▸ **Collected data entries**:
════════════════

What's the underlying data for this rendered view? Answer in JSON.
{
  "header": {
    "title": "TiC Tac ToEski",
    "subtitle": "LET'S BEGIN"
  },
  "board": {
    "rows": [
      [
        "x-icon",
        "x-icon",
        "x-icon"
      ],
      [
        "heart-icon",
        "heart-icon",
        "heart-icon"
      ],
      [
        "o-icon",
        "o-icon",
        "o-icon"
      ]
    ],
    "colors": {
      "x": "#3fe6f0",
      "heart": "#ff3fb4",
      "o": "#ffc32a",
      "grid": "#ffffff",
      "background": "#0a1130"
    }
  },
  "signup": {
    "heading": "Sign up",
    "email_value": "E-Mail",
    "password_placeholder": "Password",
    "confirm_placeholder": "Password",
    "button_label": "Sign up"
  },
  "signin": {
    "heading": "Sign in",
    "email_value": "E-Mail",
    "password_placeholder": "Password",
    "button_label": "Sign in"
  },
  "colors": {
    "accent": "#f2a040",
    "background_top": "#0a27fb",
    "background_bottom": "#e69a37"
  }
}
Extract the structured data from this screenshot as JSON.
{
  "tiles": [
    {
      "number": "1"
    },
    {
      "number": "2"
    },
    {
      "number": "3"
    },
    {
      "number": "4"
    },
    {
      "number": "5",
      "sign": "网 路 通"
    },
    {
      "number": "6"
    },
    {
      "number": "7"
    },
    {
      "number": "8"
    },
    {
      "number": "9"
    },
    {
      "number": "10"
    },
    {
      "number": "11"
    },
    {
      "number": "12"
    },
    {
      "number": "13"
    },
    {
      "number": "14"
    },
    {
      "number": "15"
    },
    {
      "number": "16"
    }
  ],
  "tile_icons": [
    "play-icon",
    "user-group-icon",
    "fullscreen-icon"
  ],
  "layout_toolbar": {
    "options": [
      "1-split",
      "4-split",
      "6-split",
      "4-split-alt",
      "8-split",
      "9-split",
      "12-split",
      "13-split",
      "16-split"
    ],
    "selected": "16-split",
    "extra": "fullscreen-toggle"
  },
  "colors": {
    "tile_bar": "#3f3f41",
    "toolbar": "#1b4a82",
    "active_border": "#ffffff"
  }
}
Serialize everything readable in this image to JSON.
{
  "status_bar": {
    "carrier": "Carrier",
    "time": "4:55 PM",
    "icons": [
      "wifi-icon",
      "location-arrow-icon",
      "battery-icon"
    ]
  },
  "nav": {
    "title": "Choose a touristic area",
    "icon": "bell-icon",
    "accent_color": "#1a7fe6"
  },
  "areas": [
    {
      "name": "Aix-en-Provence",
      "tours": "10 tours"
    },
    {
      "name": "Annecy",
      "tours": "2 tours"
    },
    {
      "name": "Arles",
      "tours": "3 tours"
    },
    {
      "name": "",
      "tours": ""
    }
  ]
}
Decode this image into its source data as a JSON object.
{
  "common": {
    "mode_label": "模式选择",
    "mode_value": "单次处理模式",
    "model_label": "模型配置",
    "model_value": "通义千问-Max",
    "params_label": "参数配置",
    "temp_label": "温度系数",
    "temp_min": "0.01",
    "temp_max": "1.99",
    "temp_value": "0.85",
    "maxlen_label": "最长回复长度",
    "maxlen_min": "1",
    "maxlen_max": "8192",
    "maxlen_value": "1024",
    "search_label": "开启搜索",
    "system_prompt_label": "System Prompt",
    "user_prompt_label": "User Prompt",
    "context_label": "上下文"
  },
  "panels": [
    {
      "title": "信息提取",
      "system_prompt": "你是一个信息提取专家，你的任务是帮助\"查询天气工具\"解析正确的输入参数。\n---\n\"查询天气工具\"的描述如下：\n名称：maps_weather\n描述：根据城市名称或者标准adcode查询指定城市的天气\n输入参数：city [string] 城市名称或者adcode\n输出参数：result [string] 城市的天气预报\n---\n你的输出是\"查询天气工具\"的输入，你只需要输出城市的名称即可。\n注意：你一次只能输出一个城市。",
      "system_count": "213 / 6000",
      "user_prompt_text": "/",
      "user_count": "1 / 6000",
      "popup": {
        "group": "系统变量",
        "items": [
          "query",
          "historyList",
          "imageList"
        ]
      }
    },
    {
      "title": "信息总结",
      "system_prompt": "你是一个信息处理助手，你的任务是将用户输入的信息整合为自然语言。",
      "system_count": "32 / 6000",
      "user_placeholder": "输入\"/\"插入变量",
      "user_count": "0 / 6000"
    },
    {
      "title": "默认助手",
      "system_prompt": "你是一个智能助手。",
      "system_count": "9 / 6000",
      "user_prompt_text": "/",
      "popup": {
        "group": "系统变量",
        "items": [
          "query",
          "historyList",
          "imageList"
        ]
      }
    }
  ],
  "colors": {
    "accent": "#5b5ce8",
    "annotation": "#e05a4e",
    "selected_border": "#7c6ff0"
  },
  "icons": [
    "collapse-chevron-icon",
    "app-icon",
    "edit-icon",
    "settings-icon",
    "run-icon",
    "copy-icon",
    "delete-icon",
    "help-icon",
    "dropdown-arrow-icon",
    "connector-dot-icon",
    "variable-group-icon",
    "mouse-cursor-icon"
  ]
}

════════════════

▸ **GIVEN PROBLEM**: Print all of the entries exactly as they appear.

▸ **WORKED SOLUTION**:
What's the underlying data for this rendered view? Answer in JSON.
{
  "header": {
    "title": "TiC Tac ToEski",
    "subtitle": "LET'S BEGIN"
  },
  "board": {
    "rows": [
      [
        "x-icon",
        "x-icon",
        "x-icon"
      ],
      [
        "heart-icon",
        "heart-icon",
        "heart-icon"
      ],
      [
        "o-icon",
        "o-icon",
        "o-icon"
      ]
    ],
    "colors": {
      "x": "#3fe6f0",
      "heart": "#ff3fb4",
      "o": "#ffc32a",
      "grid": "#ffffff",
      "background": "#0a1130"
    }
  },
  "signup": {
    "heading": "Sign up",
    "email_value": "E-Mail",
    "password_placeholder": "Password",
    "confirm_placeholder": "Password",
    "button_label": "Sign up"
  },
  "signin": {
    "heading": "Sign in",
    "email_value": "E-Mail",
    "password_placeholder": "Password",
    "button_label": "Sign in"
  },
  "colors": {
    "accent": "#f2a040",
    "background_top": "#0a27fb",
    "background_bottom": "#e69a37"
  }
}
Extract the structured data from this screenshot as JSON.
{
  "tiles": [
    {
      "number": "1"
    },
    {
      "number": "2"
    },
    {
      "number": "3"
    },
    {
      "number": "4"
    },
    {
      "number": "5",
      "sign": "网 路 通"
    },
    {
      "number": "6"
    },
    {
      "number": "7"
    },
    {
      "number": "8"
    },
    {
      "number": "9"
    },
    {
      "number": "10"
    },
    {
      "number": "11"
    },
    {
      "number": "12"
    },
    {
      "number": "13"
    },
    {
      "number": "14"
    },
    {
      "number": "15"
    },
    {
      "number": "16"
    }
  ],
  "tile_icons": [
    "play-icon",
    "user-group-icon",
    "fullscreen-icon"
  ],
  "layout_toolbar": {
    "options": [
      "1-split",
      "4-split",
      "6-split",
      "4-split-alt",
      "8-split",
      "9-split",
      "12-split",
      "13-split",
      "16-split"
    ],
    "selected": "16-split",
    "extra": "fullscreen-toggle"
  },
  "colors": {
    "tile_bar": "#3f3f41",
    "toolbar": "#1b4a82",
    "active_border": "#ffffff"
  }
}
Serialize everything readable in this image to JSON.
{
  "status_bar": {
    "carrier": "Carrier",
    "time": "4:55 PM",
    "icons": [
      "wifi-icon",
      "location-arrow-icon",
      "battery-icon"
    ]
  },
  "nav": {
    "title": "Choose a touristic area",
    "icon": "bell-icon",
    "accent_color": "#1a7fe6"
  },
  "areas": [
    {
      "name": "Aix-en-Provence",
      "tours": "10 tours"
    },
    {
      "name": "Annecy",
      "tours": "2 tours"
    },
    {
      "name": "Arles",
      "tours": "3 tours"
    },
    {
      "name": "",
      "tours": ""
    }
  ]
}
Decode this image into its source data as a JSON object.
{
  "common": {
    "mode_label": "模式选择",
    "mode_value": "单次处理模式",
    "model_label": "模型配置",
    "model_value": "通义千问-Max",
    "params_label": "参数配置",
    "temp_label": "温度系数",
    "temp_min": "0.01",
    "temp_max": "1.99",
    "temp_value": "0.85",
    "maxlen_label": "最长回复长度",
    "maxlen_min": "1",
    "maxlen_max": "8192",
    "maxlen_value": "1024",
    "search_label": "开启搜索",
    "system_prompt_label": "System Prompt",
    "user_prompt_label": "User Prompt",
    "context_label": "上下文"
  },
  "panels": [
    {
      "title": "信息提取",
      "system_prompt": "你是一个信息提取专家，你的任务是帮助\"查询天气工具\"解析正确的输入参数。\n---\n\"查询天气工具\"的描述如下：\n名称：maps_weather\n描述：根据城市名称或者标准adcode查询指定城市的天气\n输入参数：city [string] 城市名称或者adcode\n输出参数：result [string] 城市的天气预报\n---\n你的输出是\"查询天气工具\"的输入，你只需要输出城市的名称即可。\n注意：你一次只能输出一个城市。",
      "system_count": "213 / 6000",
      "user_prompt_text": "/",
      "user_count": "1 / 6000",
      "popup": {
        "group": "系统变量",
        "items": [
          "query",
          "historyList",
          "imageList"
        ]
      }
    },
    {
      "title": "信息总结",
      "system_prompt": "你是一个信息处理助手，你的任务是将用户输入的信息整合为自然语言。",
      "system_count": "32 / 6000",
      "user_placeholder": "输入\"/\"插入变量",
      "user_count": "0 / 6000"
    },
    {
      "title": "默认助手",
      "system_prompt": "你是一个智能助手。",
      "system_count": "9 / 6000",
      "user_prompt_text": "/",
      "popup": {
        "group": "系统变量",
        "items": [
          "query",
          "historyList",
          "imageList"
        ]
      }
    }
  ],
  "colors": {
    "accent": "#5b5ce8",
    "annotation": "#e05a4e",
    "selected_border": "#7c6ff0"
  },
  "icons": [
    "collapse-chevron-icon",
    "app-icon",
    "edit-icon",
    "settings-icon",
    "run-icon",
    "copy-icon",
    "delete-icon",
    "help-icon",
    "dropdown-arrow-icon",
    "connector-dot-icon",
    "variable-group-icon",
    "mouse-cursor-icon"
  ]
}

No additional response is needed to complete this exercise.